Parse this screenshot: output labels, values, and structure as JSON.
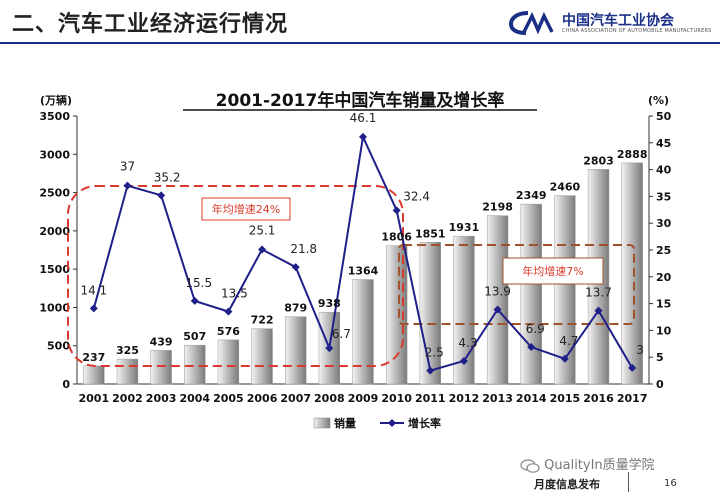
{
  "header": {
    "title": "二、汽车工业经济运行情况",
    "logo_cn": "中国汽车工业协会",
    "logo_en": "CHINA ASSOCIATION OF AUTOMOBILE MANUFACTURERS"
  },
  "footer": {
    "label": "月度信息发布",
    "page": "16",
    "watermark": "QualityIn质量学院"
  },
  "chart_data": {
    "type": "bar+line",
    "title": "2001-2017年中国汽车销量及增长率",
    "ylabel_left": "(万辆)",
    "ylabel_right": "(%)",
    "categories": [
      "2001",
      "2002",
      "2003",
      "2004",
      "2005",
      "2006",
      "2007",
      "2008",
      "2009",
      "2010",
      "2011",
      "2012",
      "2013",
      "2014",
      "2015",
      "2016",
      "2017"
    ],
    "series": [
      {
        "name": "销量",
        "axis": "left",
        "kind": "bar",
        "values": [
          237,
          325,
          439,
          507,
          576,
          722,
          879,
          938,
          1364,
          1806,
          1851,
          1931,
          2198,
          2349,
          2460,
          2803,
          2888
        ],
        "labels": [
          "237",
          "325",
          "439",
          "507",
          "576",
          "722",
          "879",
          "938",
          "1364",
          "1806",
          "1851",
          "1931",
          "2198",
          "2349",
          "2460",
          "2803",
          "2888"
        ]
      },
      {
        "name": "增长率",
        "axis": "right",
        "kind": "line",
        "values": [
          14.1,
          37,
          35.2,
          15.5,
          13.5,
          25.1,
          21.8,
          6.7,
          46.1,
          32.4,
          2.5,
          4.3,
          13.9,
          6.9,
          4.7,
          13.7,
          3
        ],
        "labels": [
          "14.1",
          "37",
          "35.2",
          "15.5",
          "13.5",
          "25.1",
          "21.8",
          "6.7",
          "46.1",
          "32.4",
          "2.5",
          "4.3",
          "13.9",
          "6.9",
          "4.7",
          "13.7",
          "3"
        ]
      }
    ],
    "ylim_left": [
      0,
      3500
    ],
    "yticks_left": [
      0,
      500,
      1000,
      1500,
      2000,
      2500,
      3000,
      3500
    ],
    "ylim_right": [
      0,
      50
    ],
    "yticks_right": [
      0,
      5,
      10,
      15,
      20,
      25,
      30,
      35,
      40,
      45,
      50
    ],
    "annotations": [
      "年均增速24%",
      "年均增速7%"
    ],
    "colors": {
      "line": "#1f1f8a",
      "bar_light": "#f2f2f2",
      "bar_dark": "#7a7a7a",
      "note_red": "#d93a2b",
      "note_brown": "#a0522d",
      "header": "#1b2f86"
    }
  }
}
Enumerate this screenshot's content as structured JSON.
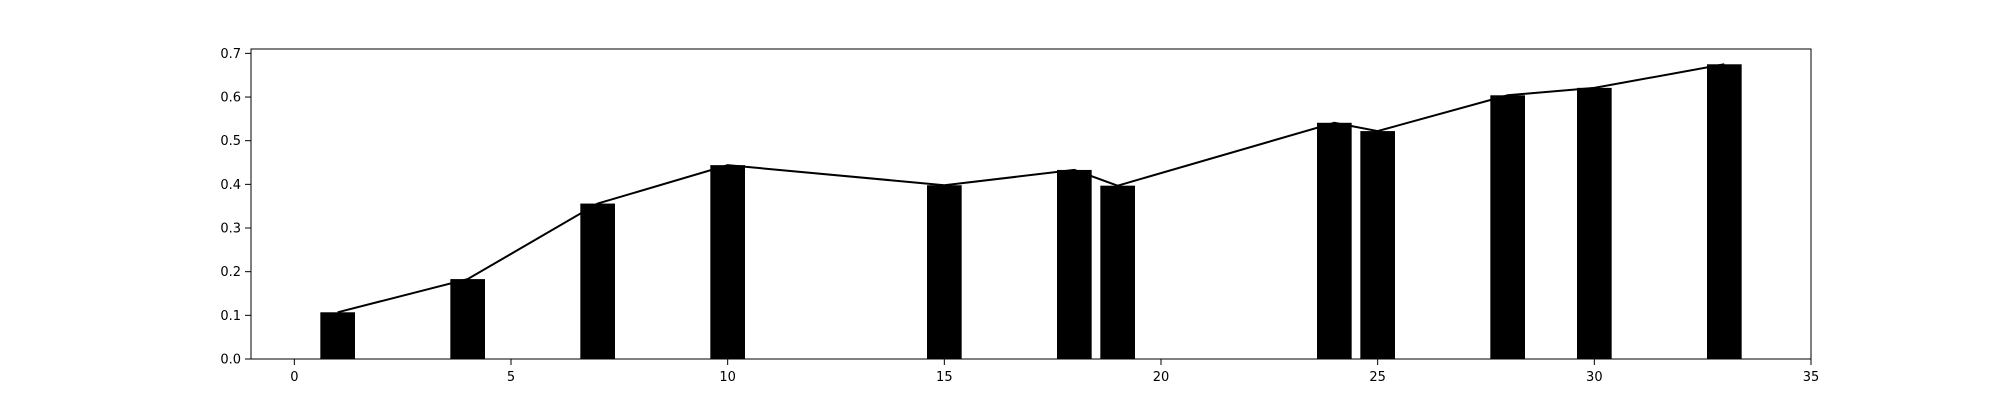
{
  "chart_data": {
    "type": "bar",
    "title": "",
    "xlabel": "",
    "ylabel": "",
    "xlim": [
      -1,
      35
    ],
    "ylim": [
      0,
      0.71
    ],
    "bar_width": 0.8,
    "bar_color": "#000000",
    "line_color": "#000000",
    "grid": false,
    "legend": "none",
    "x_ticks": [
      0,
      5,
      10,
      15,
      20,
      25,
      30,
      35
    ],
    "x_tick_labels": [
      "0",
      "5",
      "10",
      "15",
      "20",
      "25",
      "30",
      "35"
    ],
    "y_ticks": [
      0.0,
      0.1,
      0.2,
      0.3,
      0.4,
      0.5,
      0.6,
      0.7
    ],
    "y_tick_labels": [
      "0.0",
      "0.1",
      "0.2",
      "0.3",
      "0.4",
      "0.5",
      "0.6",
      "0.7"
    ],
    "x": [
      1,
      4,
      7,
      10,
      15,
      18,
      19,
      24,
      25,
      28,
      30,
      33
    ],
    "values": [
      0.107,
      0.183,
      0.356,
      0.444,
      0.398,
      0.433,
      0.397,
      0.541,
      0.522,
      0.604,
      0.621,
      0.675
    ],
    "line": {
      "x": [
        1,
        4,
        7,
        10,
        15,
        18,
        19,
        24,
        25,
        28,
        30,
        33
      ],
      "y": [
        0.107,
        0.183,
        0.356,
        0.444,
        0.398,
        0.433,
        0.397,
        0.541,
        0.522,
        0.604,
        0.621,
        0.675
      ]
    }
  }
}
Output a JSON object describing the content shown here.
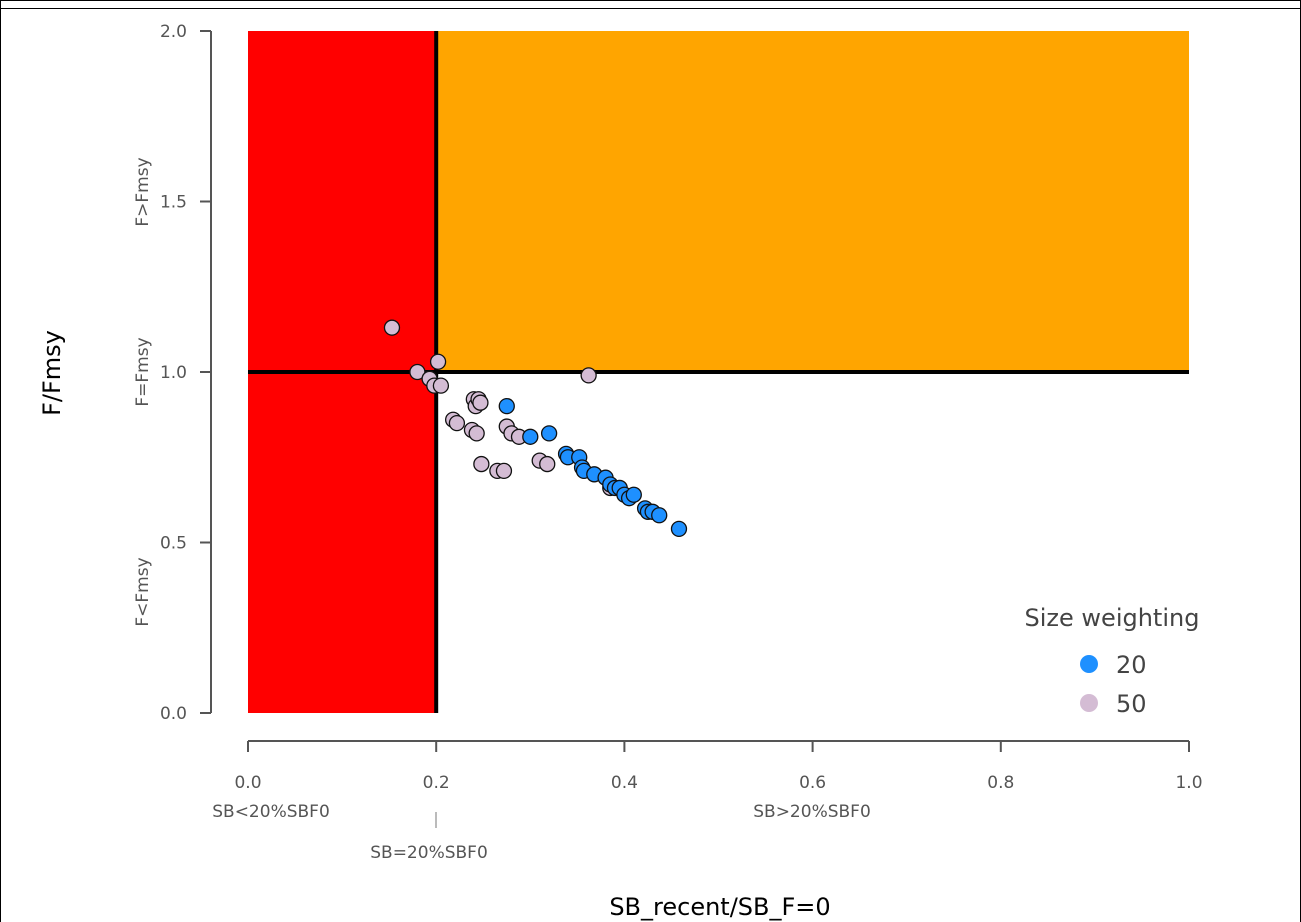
{
  "chart_data": {
    "type": "scatter",
    "xlabel": "SB_recent/SB_F=0",
    "ylabel": "F/Fmsy",
    "xlim": [
      0,
      1
    ],
    "ylim": [
      0,
      2
    ],
    "x_ticks": [
      0.0,
      0.2,
      0.4,
      0.6,
      0.8,
      1.0
    ],
    "y_ticks": [
      0.0,
      0.5,
      1.0,
      1.5,
      2.0
    ],
    "x_tick_labels": [
      "0.0",
      "0.2",
      "0.4",
      "0.6",
      "0.8",
      "1.0"
    ],
    "y_tick_labels": [
      "0.0",
      "0.5",
      "1.0",
      "1.5",
      "2.0"
    ],
    "x_annotations": {
      "left": "SB<20%SBF0",
      "middle": "SB=20%SBF0",
      "right": "SB>20%SBF0"
    },
    "y_annotations": {
      "upper": "F>Fmsy",
      "middle": "F=Fmsy",
      "lower": "F<Fmsy"
    },
    "regions": [
      {
        "x": [
          0,
          0.2
        ],
        "y": [
          0,
          2
        ],
        "color": "#ff0000"
      },
      {
        "x": [
          0.2,
          1.0
        ],
        "y": [
          1,
          2
        ],
        "color": "#ffa500"
      }
    ],
    "reference_lines": {
      "x": 0.2,
      "y": 1.0
    },
    "legend": {
      "title": "Size weighting",
      "position": "bottom-right"
    },
    "series": [
      {
        "name": "20",
        "color": "#1e90ff",
        "x": [
          0.275,
          0.3,
          0.32,
          0.338,
          0.34,
          0.352,
          0.355,
          0.357,
          0.368,
          0.38,
          0.385,
          0.39,
          0.395,
          0.4,
          0.405,
          0.41,
          0.422,
          0.425,
          0.43,
          0.437,
          0.458
        ],
        "y": [
          0.9,
          0.81,
          0.82,
          0.76,
          0.75,
          0.75,
          0.72,
          0.71,
          0.7,
          0.69,
          0.67,
          0.66,
          0.66,
          0.64,
          0.63,
          0.64,
          0.6,
          0.59,
          0.59,
          0.58,
          0.54
        ]
      },
      {
        "name": "50",
        "color": "#d4bcd4",
        "x": [
          0.153,
          0.18,
          0.193,
          0.198,
          0.202,
          0.205,
          0.218,
          0.222,
          0.24,
          0.242,
          0.245,
          0.247,
          0.238,
          0.243,
          0.248,
          0.275,
          0.28,
          0.288,
          0.265,
          0.272,
          0.31,
          0.318,
          0.362,
          0.385
        ],
        "y": [
          1.13,
          1.0,
          0.98,
          0.96,
          1.03,
          0.96,
          0.86,
          0.85,
          0.92,
          0.9,
          0.92,
          0.91,
          0.83,
          0.82,
          0.73,
          0.84,
          0.82,
          0.81,
          0.71,
          0.71,
          0.74,
          0.73,
          0.99,
          0.66
        ]
      }
    ]
  }
}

---

**What is required:** Quote the data above in full and without alteration; skip the pictures.

**Full response:**
Parse this screenshot: output labels, values, and structure as JSON.
{
  "header": {
    "title": "二、汽车工业经济运行情况",
    "logo_cn": "中国汽车工业协会",
    "logo_en": "CHINA ASSOCIATION OF AUTOMOBILE MANUFACTURERS"
  },
  "footer": {
    "label": "月度信息发布",
    "page": "16",
    "watermark": "QualityIn质量学院"
  },
  "chart_data": {
    "type": "bar+line",
    "title": "2001-2017年中国汽车销量及增长率",
    "ylabel_left": "(万辆)",
    "ylabel_right": "(%)",
    "categories": [
      "2001",
      "2002",
      "2003",
      "2004",
      "2005",
      "2006",
      "2007",
      "2008",
      "2009",
      "2010",
      "2011",
      "2012",
      "2013",
      "2014",
      "2015",
      "2016",
      "2017"
    ],
    "series": [
      {
        "name": "销量",
        "axis": "left",
        "kind": "bar",
        "values": [
          237,
          325,
          439,
          507,
          576,
          722,
          879,
          938,
          1364,
          1806,
          1851,
          1931,
          2198,
          2349,
          2460,
          2803,
          2888
        ],
        "labels": [
          "237",
          "325",
          "439",
          "507",
          "576",
          "722",
          "879",
          "938",
          "1364",
          "1806",
          "1851",
          "1931",
          "2198",
          "2349",
          "2460",
          "2803",
          "2888"
        ]
      },
      {
        "name": "增长率",
        "axis": "right",
        "kind": "line",
        "values": [
          14.1,
          37,
          35.2,
          15.5,
          13.5,
          25.1,
          21.8,
          6.7,
          46.1,
          32.4,
          2.5,
          4.3,
          13.9,
          6.9,
          4.7,
          13.7,
          3
        ],
        "labels": [
          "14.1",
          "37",
          "35.2",
          "15.5",
          "13.5",
          "25.1",
          "21.8",
          "6.7",
          "46.1",
          "32.4",
          "2.5",
          "4.3",
          "13.9",
          "6.9",
          "4.7",
          "13.7",
          "3"
        ]
      }
    ],
    "ylim_left": [
      0,
      3500
    ],
    "yticks_left": [
      0,
      500,
      1000,
      1500,
      2000,
      2500,
      3000,
      3500
    ],
    "ylim_right": [
      0,
      50
    ],
    "yticks_right": [
      0,
      5,
      10,
      15,
      20,
      25,
      30,
      35,
      40,
      45,
      50
    ],
    "annotations": [
      "年均增速24%",
      "年均增速7%"
    ],
    "colors": {
      "line": "#1f1f8a",
      "bar_light": "#f2f2f2",
      "bar_dark": "#7a7a7a",
      "note_red": "#d93a2b",
      "note_brown": "#a0522d",
      "header": "#1b2f86"
    }
  }
}
Enumerate this screenshot's content as structured JSON.
{
  "chart_data": {
    "type": "bar",
    "title": "",
    "xlabel": "",
    "ylabel": "",
    "xlim": [
      -1,
      35
    ],
    "ylim": [
      0,
      0.71
    ],
    "bar_width": 0.8,
    "bar_color": "#000000",
    "line_color": "#000000",
    "grid": false,
    "legend": "none",
    "x_ticks": [
      0,
      5,
      10,
      15,
      20,
      25,
      30,
      35
    ],
    "x_tick_labels": [
      "0",
      "5",
      "10",
      "15",
      "20",
      "25",
      "30",
      "35"
    ],
    "y_ticks": [
      0.0,
      0.1,
      0.2,
      0.3,
      0.4,
      0.5,
      0.6,
      0.7
    ],
    "y_tick_labels": [
      "0.0",
      "0.1",
      "0.2",
      "0.3",
      "0.4",
      "0.5",
      "0.6",
      "0.7"
    ],
    "x": [
      1,
      4,
      7,
      10,
      15,
      18,
      19,
      24,
      25,
      28,
      30,
      33
    ],
    "values": [
      0.107,
      0.183,
      0.356,
      0.444,
      0.398,
      0.433,
      0.397,
      0.541,
      0.522,
      0.604,
      0.621,
      0.675
    ],
    "line": {
      "x": [
        1,
        4,
        7,
        10,
        15,
        18,
        19,
        24,
        25,
        28,
        30,
        33
      ],
      "y": [
        0.107,
        0.183,
        0.356,
        0.444,
        0.398,
        0.433,
        0.397,
        0.541,
        0.522,
        0.604,
        0.621,
        0.675
      ]
    }
  }
}
Output a JSON object describing the content shown here.
{
  "chart_data": {
    "type": "scatter",
    "xlabel": "SB_recent/SB_F=0",
    "ylabel": "F/Fmsy",
    "xlim": [
      0,
      1
    ],
    "ylim": [
      0,
      2
    ],
    "x_ticks": [
      0.0,
      0.2,
      0.4,
      0.6,
      0.8,
      1.0
    ],
    "y_ticks": [
      0.0,
      0.5,
      1.0,
      1.5,
      2.0
    ],
    "x_tick_labels": [
      "0.0",
      "0.2",
      "0.4",
      "0.6",
      "0.8",
      "1.0"
    ],
    "y_tick_labels": [
      "0.0",
      "0.5",
      "1.0",
      "1.5",
      "2.0"
    ],
    "x_annotations": {
      "left": "SB<20%SBF0",
      "middle": "SB=20%SBF0",
      "right": "SB>20%SBF0"
    },
    "y_annotations": {
      "upper": "F>Fmsy",
      "middle": "F=Fmsy",
      "lower": "F<Fmsy"
    },
    "regions": [
      {
        "x": [
          0,
          0.2
        ],
        "y": [
          0,
          2
        ],
        "color": "#ff0000"
      },
      {
        "x": [
          0.2,
          1.0
        ],
        "y": [
          1,
          2
        ],
        "color": "#ffa500"
      }
    ],
    "reference_lines": {
      "x": 0.2,
      "y": 1.0
    },
    "legend": {
      "title": "Size weighting",
      "position": "bottom-right"
    },
    "series": [
      {
        "name": "20",
        "color": "#1e90ff",
        "x": [
          0.275,
          0.3,
          0.32,
          0.338,
          0.34,
          0.352,
          0.355,
          0.357,
          0.368,
          0.38,
          0.385,
          0.39,
          0.395,
          0.4,
          0.405,
          0.41,
          0.422,
          0.425,
          0.43,
          0.437,
          0.458
        ],
        "y": [
          0.9,
          0.81,
          0.82,
          0.76,
          0.75,
          0.75,
          0.72,
          0.71,
          0.7,
          0.69,
          0.67,
          0.66,
          0.66,
          0.64,
          0.63,
          0.64,
          0.6,
          0.59,
          0.59,
          0.58,
          0.54
        ]
      },
      {
        "name": "50",
        "color": "#d4bcd4",
        "x": [
          0.153,
          0.18,
          0.193,
          0.198,
          0.202,
          0.205,
          0.218,
          0.222,
          0.24,
          0.242,
          0.245,
          0.247,
          0.238,
          0.243,
          0.248,
          0.275,
          0.28,
          0.288,
          0.265,
          0.272,
          0.31,
          0.318,
          0.362,
          0.385
        ],
        "y": [
          1.13,
          1.0,
          0.98,
          0.96,
          1.03,
          0.96,
          0.86,
          0.85,
          0.92,
          0.9,
          0.92,
          0.91,
          0.83,
          0.82,
          0.73,
          0.84,
          0.82,
          0.81,
          0.71,
          0.71,
          0.74,
          0.73,
          0.99,
          0.66
        ]
      }
    ]
  }
}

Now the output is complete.